_Supplied records_

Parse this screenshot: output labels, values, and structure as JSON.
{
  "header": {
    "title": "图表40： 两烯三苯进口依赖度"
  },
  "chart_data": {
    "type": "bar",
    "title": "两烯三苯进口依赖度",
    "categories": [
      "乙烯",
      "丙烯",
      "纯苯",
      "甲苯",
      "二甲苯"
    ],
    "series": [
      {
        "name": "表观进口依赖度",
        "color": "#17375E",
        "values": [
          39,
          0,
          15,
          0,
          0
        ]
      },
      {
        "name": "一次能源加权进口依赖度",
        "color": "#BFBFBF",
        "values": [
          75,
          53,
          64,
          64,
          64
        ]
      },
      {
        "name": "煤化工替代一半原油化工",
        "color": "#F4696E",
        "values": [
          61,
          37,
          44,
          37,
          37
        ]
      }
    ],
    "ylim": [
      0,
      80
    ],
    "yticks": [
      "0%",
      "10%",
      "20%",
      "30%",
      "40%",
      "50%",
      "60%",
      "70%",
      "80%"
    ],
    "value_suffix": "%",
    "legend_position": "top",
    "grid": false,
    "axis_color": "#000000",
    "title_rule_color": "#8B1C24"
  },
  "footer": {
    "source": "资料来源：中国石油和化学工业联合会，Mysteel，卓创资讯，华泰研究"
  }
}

_Task prompt_
The records above should all be quoted exactly, please.

_Answer to this problem_
Parse this screenshot: output labels, values, and structure as JSON.
{
  "header": {
    "title": "图表40： 两烯三苯进口依赖度"
  },
  "chart_data": {
    "type": "bar",
    "title": "两烯三苯进口依赖度",
    "categories": [
      "乙烯",
      "丙烯",
      "纯苯",
      "甲苯",
      "二甲苯"
    ],
    "series": [
      {
        "name": "表观进口依赖度",
        "color": "#17375E",
        "values": [
          39,
          0,
          15,
          0,
          0
        ]
      },
      {
        "name": "一次能源加权进口依赖度",
        "color": "#BFBFBF",
        "values": [
          75,
          53,
          64,
          64,
          64
        ]
      },
      {
        "name": "煤化工替代一半原油化工",
        "color": "#F4696E",
        "values": [
          61,
          37,
          44,
          37,
          37
        ]
      }
    ],
    "ylim": [
      0,
      80
    ],
    "yticks": [
      "0%",
      "10%",
      "20%",
      "30%",
      "40%",
      "50%",
      "60%",
      "70%",
      "80%"
    ],
    "value_suffix": "%",
    "legend_position": "top",
    "grid": false,
    "axis_color": "#000000",
    "title_rule_color": "#8B1C24"
  },
  "footer": {
    "source": "资料来源：中国石油和化学工业联合会，Mysteel，卓创资讯，华泰研究"
  }
}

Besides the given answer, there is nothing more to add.